### [SOURCE MATERIAL]
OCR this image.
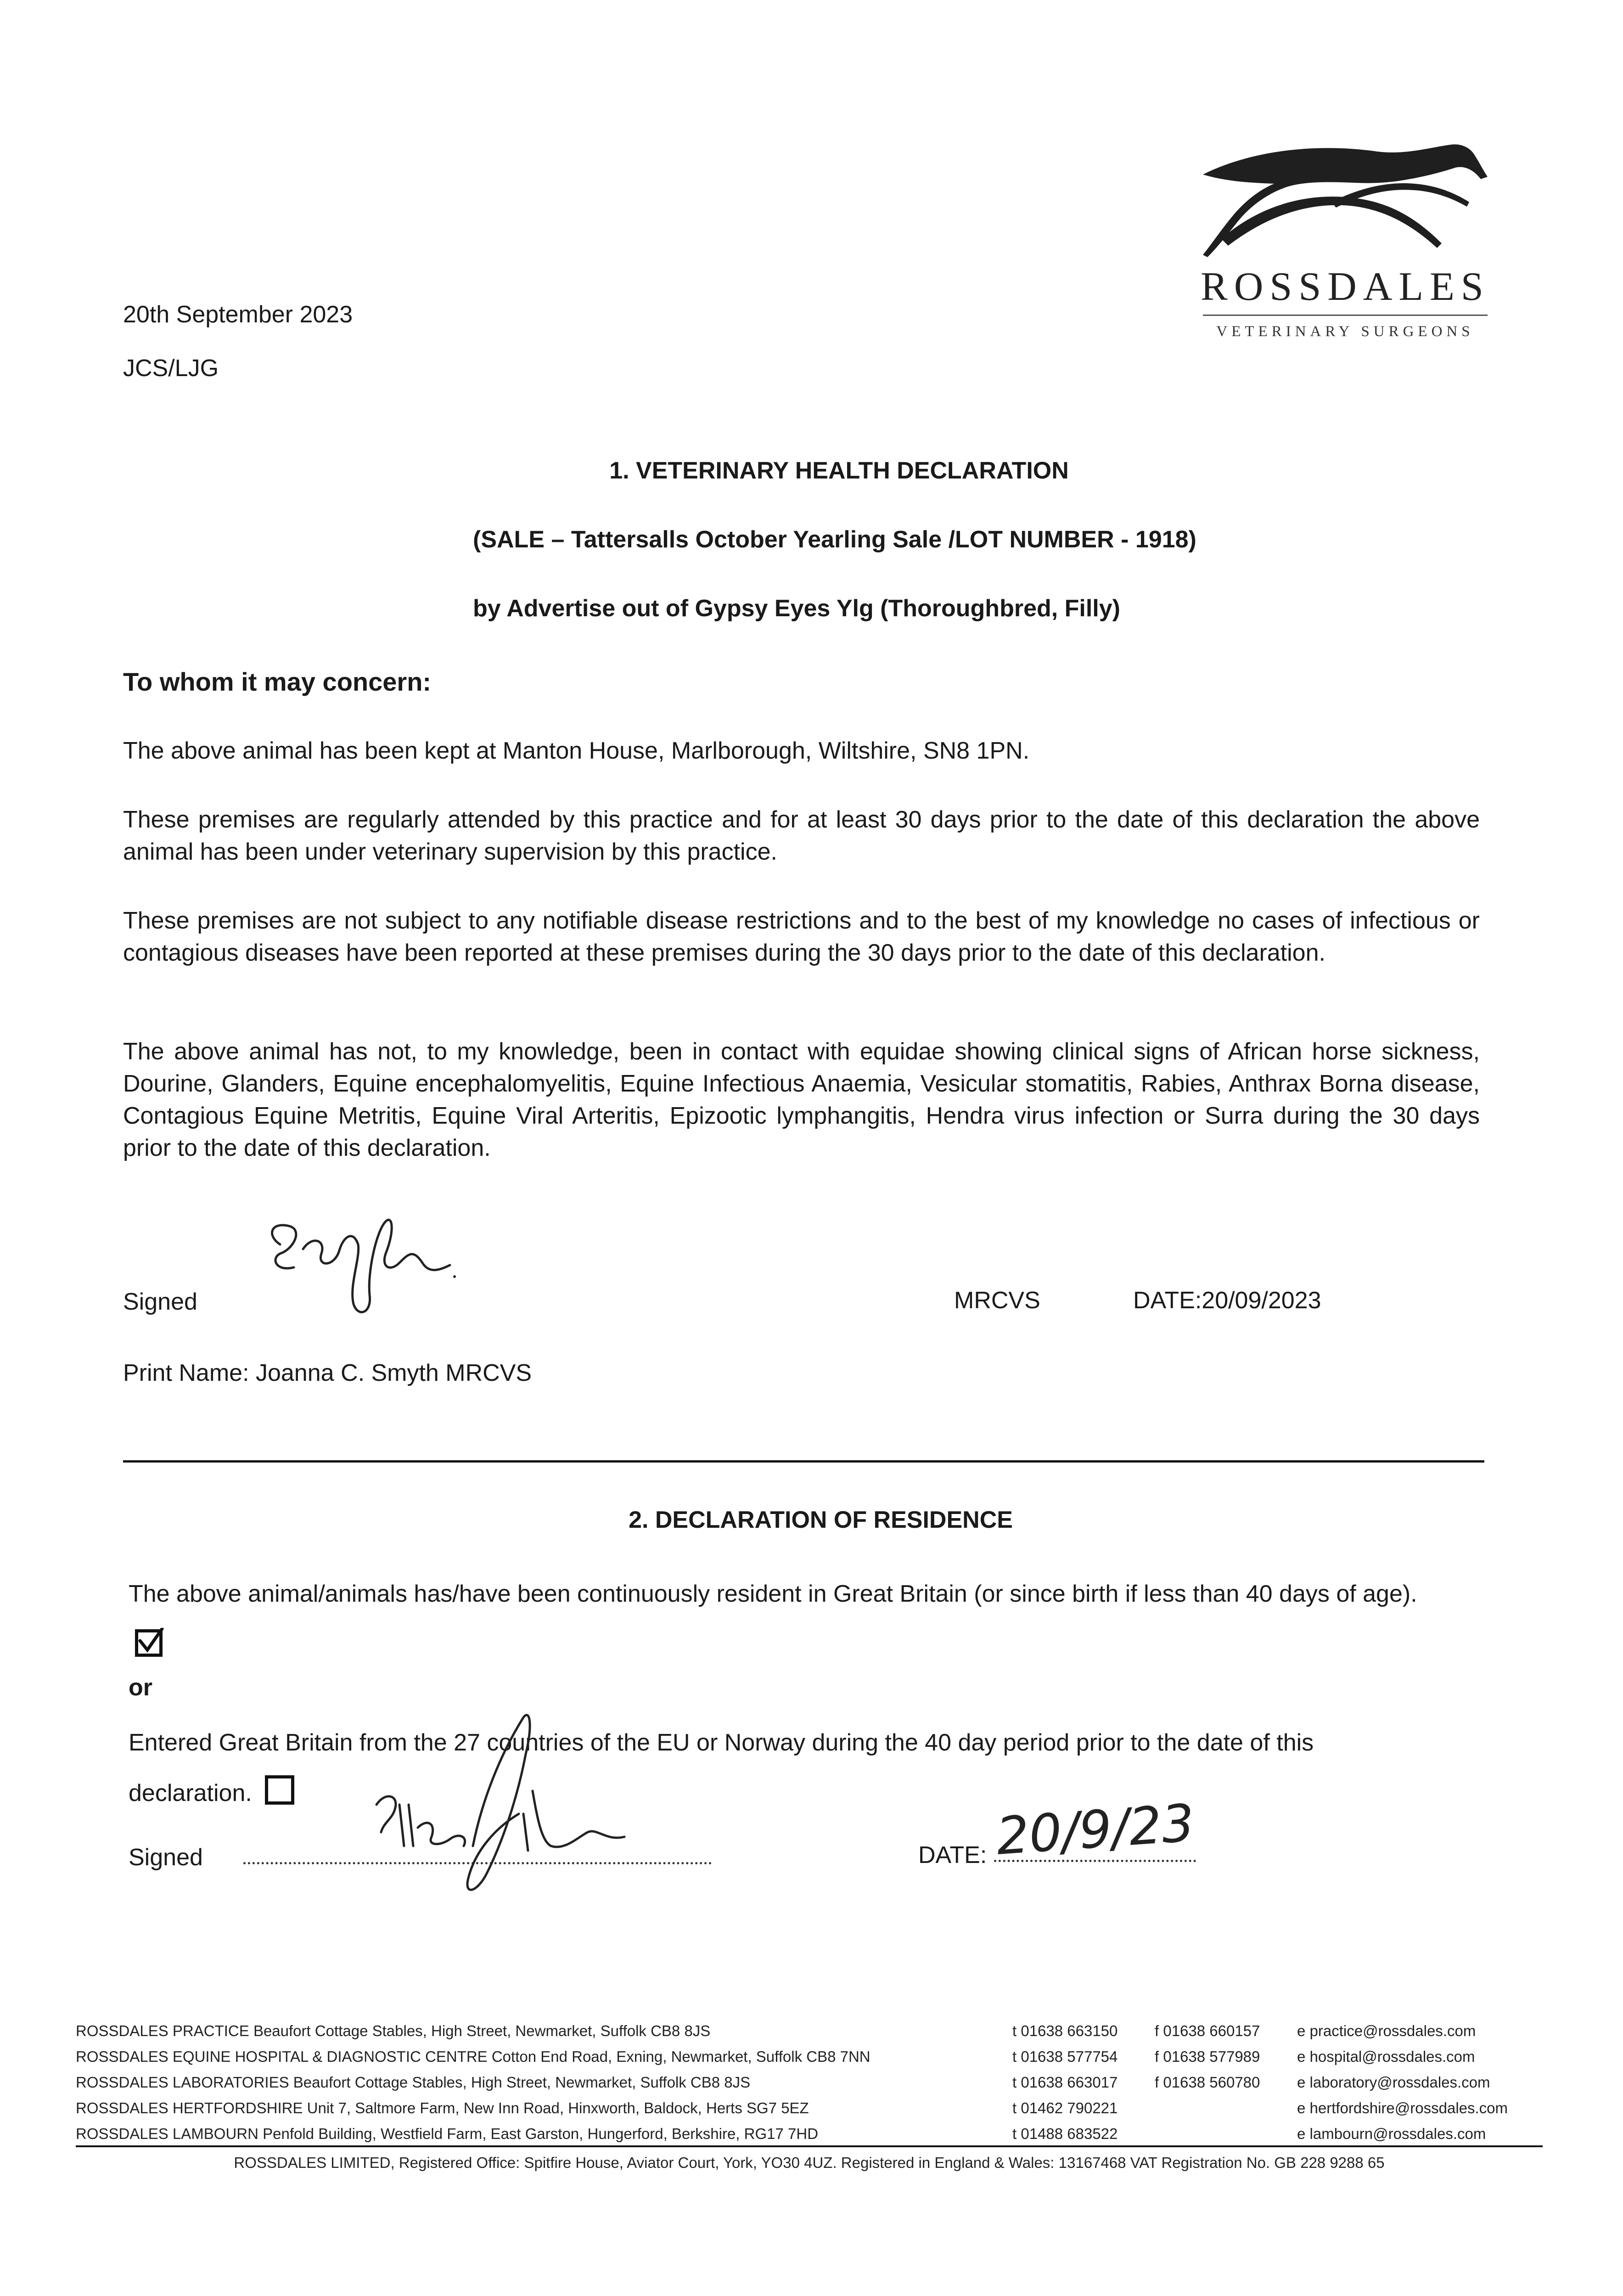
20th September 2023
JCS/LJG
ROSSDALES
VETERINARY SURGEONS
1. VETERINARY HEALTH DECLARATION
(SALE – Tattersalls October Yearling Sale /LOT NUMBER - 1918)
by Advertise out of Gypsy Eyes Ylg (Thoroughbred, Filly)
To whom it may concern:
The above animal has been kept at Manton House, Marlborough, Wiltshire, SN8 1PN.
These premises are regularly attended by this practice and for at least 30 days prior to the date of this declaration the above animal has been under veterinary supervision by this practice.
These premises are not subject to any notifiable disease restrictions and to the best of my knowledge no cases of infectious or contagious diseases have been reported at these premises during the 30 days prior to the date of this declaration.
The above animal has not, to my knowledge, been in contact with equidae showing clinical signs of African horse sickness, Dourine, Glanders, Equine encephalomyelitis, Equine Infectious Anaemia, Vesicular stomatitis, Rabies, Anthrax Borna disease, Contagious Equine Metritis, Equine Viral Arteritis, Epizootic lymphangitis, Hendra virus infection or Surra during the 30 days prior to the date of this declaration.
Signed	MRCVS	DATE:20/09/2023
Print Name: Joanna C. Smyth MRCVS
2. DECLARATION OF RESIDENCE
The above animal/animals has/have been continuously resident in Great Britain (or since birth if less than 40 days of age).
or
Entered Great Britain from the 27 countries of the EU or Norway during the 40 day period prior to the date of this declaration.
Signed	DATE: 20/9/23
ROSSDALES PRACTICE Beaufort Cottage Stables, High Street, Newmarket, Suffolk CB8 8JS	t 01638 663150 f 01638 660157 e practice@rossdales.com
ROSSDALES EQUINE HOSPITAL & DIAGNOSTIC CENTRE Cotton End Road, Exning, Newmarket, Suffolk CB8 7NN	t 01638 577754 f 01638 577989 e hospital@rossdales.com
ROSSDALES LABORATORIES Beaufort Cottage Stables, High Street, Newmarket, Suffolk CB8 8JS	t 01638 663017 f 01638 560780 e laboratory@rossdales.com
ROSSDALES HERTFORDSHIRE Unit 7, Saltmore Farm, New Inn Road, Hinxworth, Baldock, Herts SG7 5EZ	t 01462 790221	e hertfordshire@rossdales.com
ROSSDALES LAMBOURN Penfold Building, Westfield Farm, East Garston, Hungerford, Berkshire, RG17 7HD	t 01488 683522	e lambourn@rossdales.com
ROSSDALES LIMITED, Registered Office: Spitfire House, Aviator Court, York, YO30 4UZ. Registered in England & Wales: 13167468 VAT Registration No. GB 228 9288 65
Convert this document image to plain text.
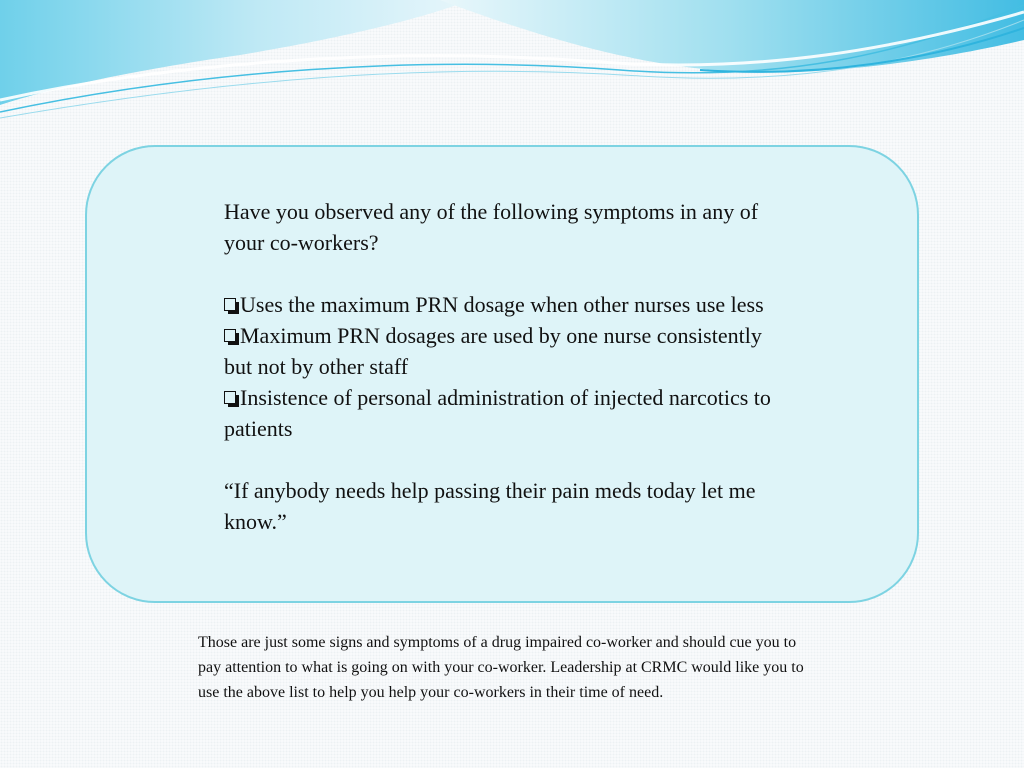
Have you observed any of the following symptoms in any of your co-workers?

Uses the maximum PRN dosage when other nurses use less

Maximum PRN dosages are used by one nurse consistently but not by other staff

Insistence of personal administration of injected narcotics to patients

“If anybody needs help passing their pain meds today let me know.”

Those are just some signs and symptoms of a drug impaired co-worker and should cue you to pay attention to what is going on with your co-worker. Leadership at CRMC would like you to use the above list to help you help your co-workers in their time of need.
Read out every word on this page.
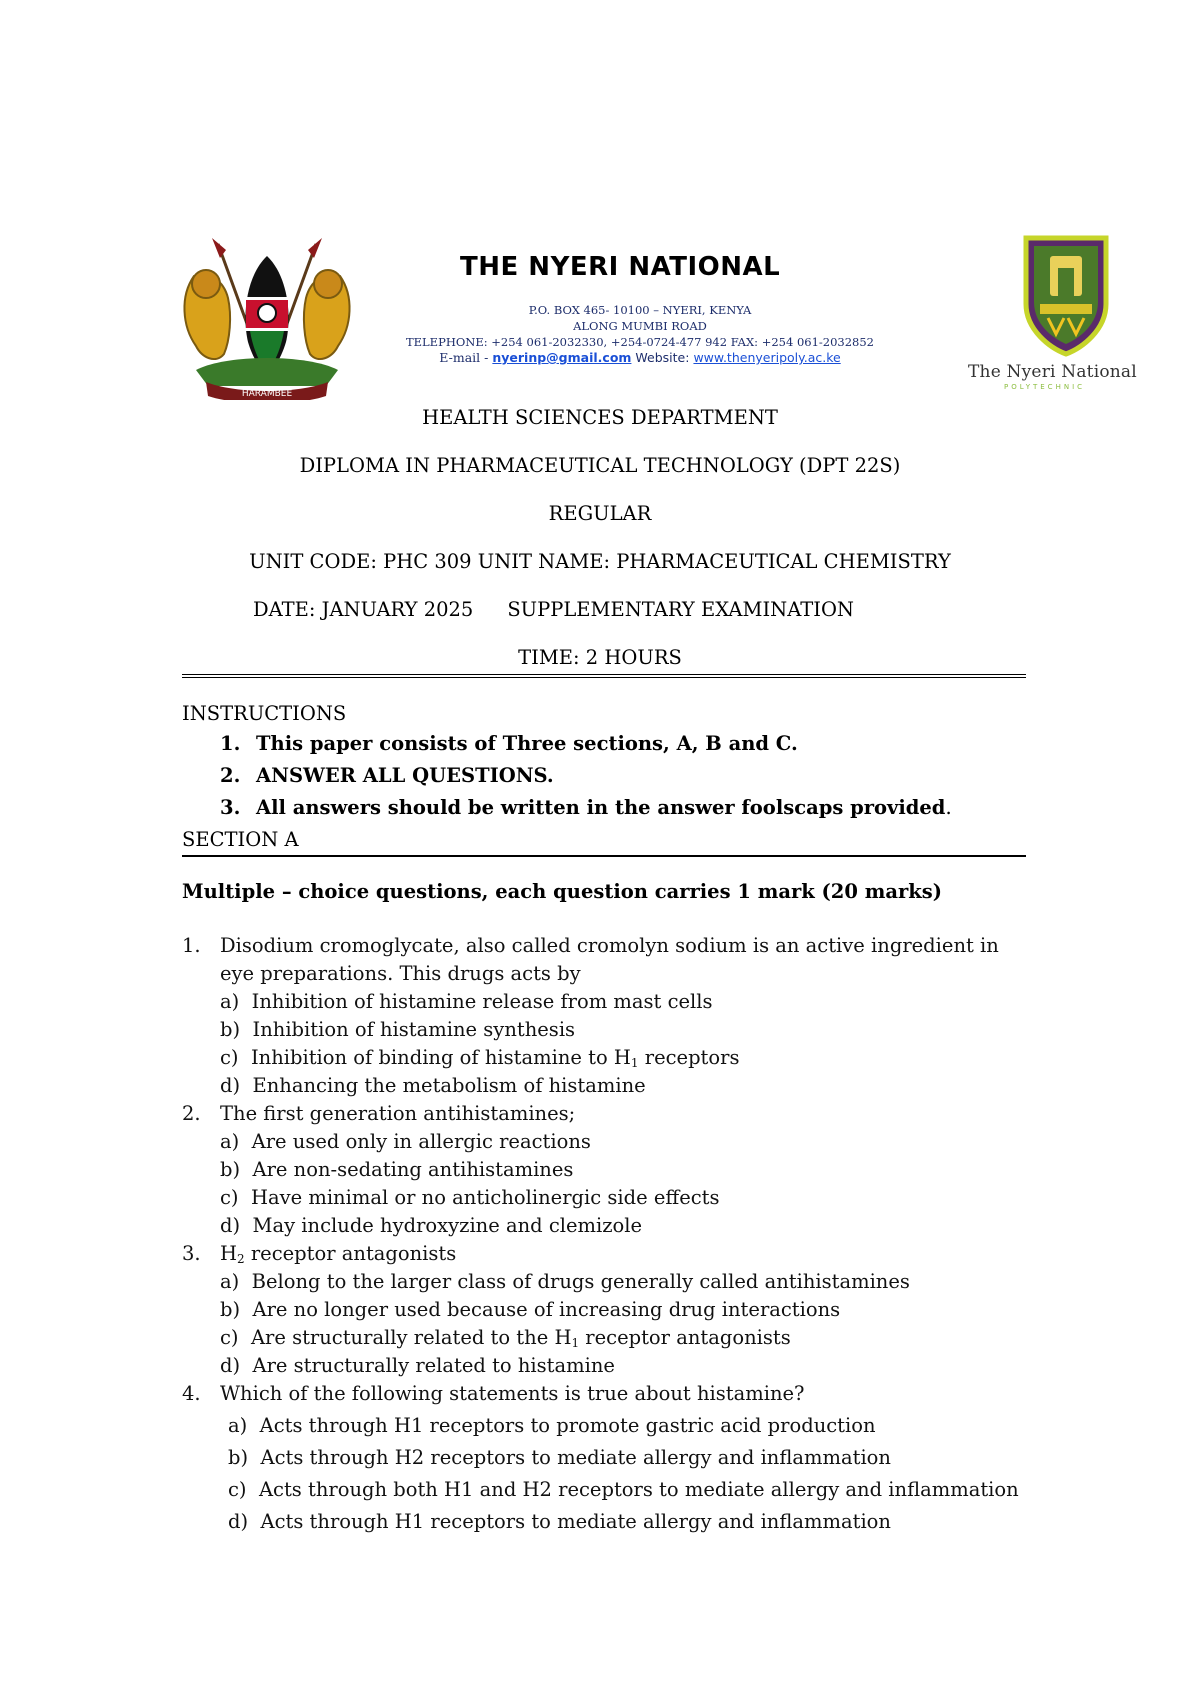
HARAMBEE
The Nyeri National
POLYTECHNIC
THE NYERI NATIONAL
P.O. BOX 465- 10100 – NYERI, KENYA
ALONG MUMBI ROAD
TELEPHONE: +254 061-2032330, +254-0724-477 942 FAX: +254 061-2032852
E-mail - nyerinp@gmail.com Website: www.thenyeripoly.ac.ke
HEALTH SCIENCES DEPARTMENT
DIPLOMA IN PHARMACEUTICAL TECHNOLOGY (DPT 22S)
REGULAR
UNIT CODE: PHC 309 UNIT NAME: PHARMACEUTICAL CHEMISTRY
DATE: JANUARY 2025 SUPPLEMENTARY EXAMINATION
TIME: 2 HOURS
INSTRUCTIONS
1. This paper consists of Three sections, A, B and C.
2. ANSWER ALL QUESTIONS.
3. All answers should be written in the answer foolscaps provided.
SECTION A
Multiple – choice questions, each question carries 1 mark (20 marks)
1. Disodium cromoglycate, also called cromolyn sodium is an active ingredient in
eye preparations. This drugs acts by
a) Inhibition of histamine release from mast cells
b) Inhibition of histamine synthesis
c) Inhibition of binding of histamine to $H_1$ receptors
d) Enhancing the metabolism of histamine
2. The first generation antihistamines;
a) Are used only in allergic reactions
b) Are non-sedating antihistamines
c) Have minimal or no anticholinergic side effects
d) May include hydroxyzine and clemizole
3. $H_2$ receptor antagonists
a) Belong to the larger class of drugs generally called antihistamines
b) Are no longer used because of increasing drug interactions
c) Are structurally related to the $H_1$ receptor antagonists
d) Are structurally related to histamine
4. Which of the following statements is true about histamine?
a) Acts through H1 receptors to promote gastric acid production
b) Acts through H2 receptors to mediate allergy and inflammation
c) Acts through both H1 and H2 receptors to mediate allergy and inflammation
d) Acts through H1 receptors to mediate allergy and inflammation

### [WHAT THIS TASK INVOLVES]
Look through the entries above and say how many lines hold the word "Great", giving the number alone.

### [EXPECTED OUTPUT]
2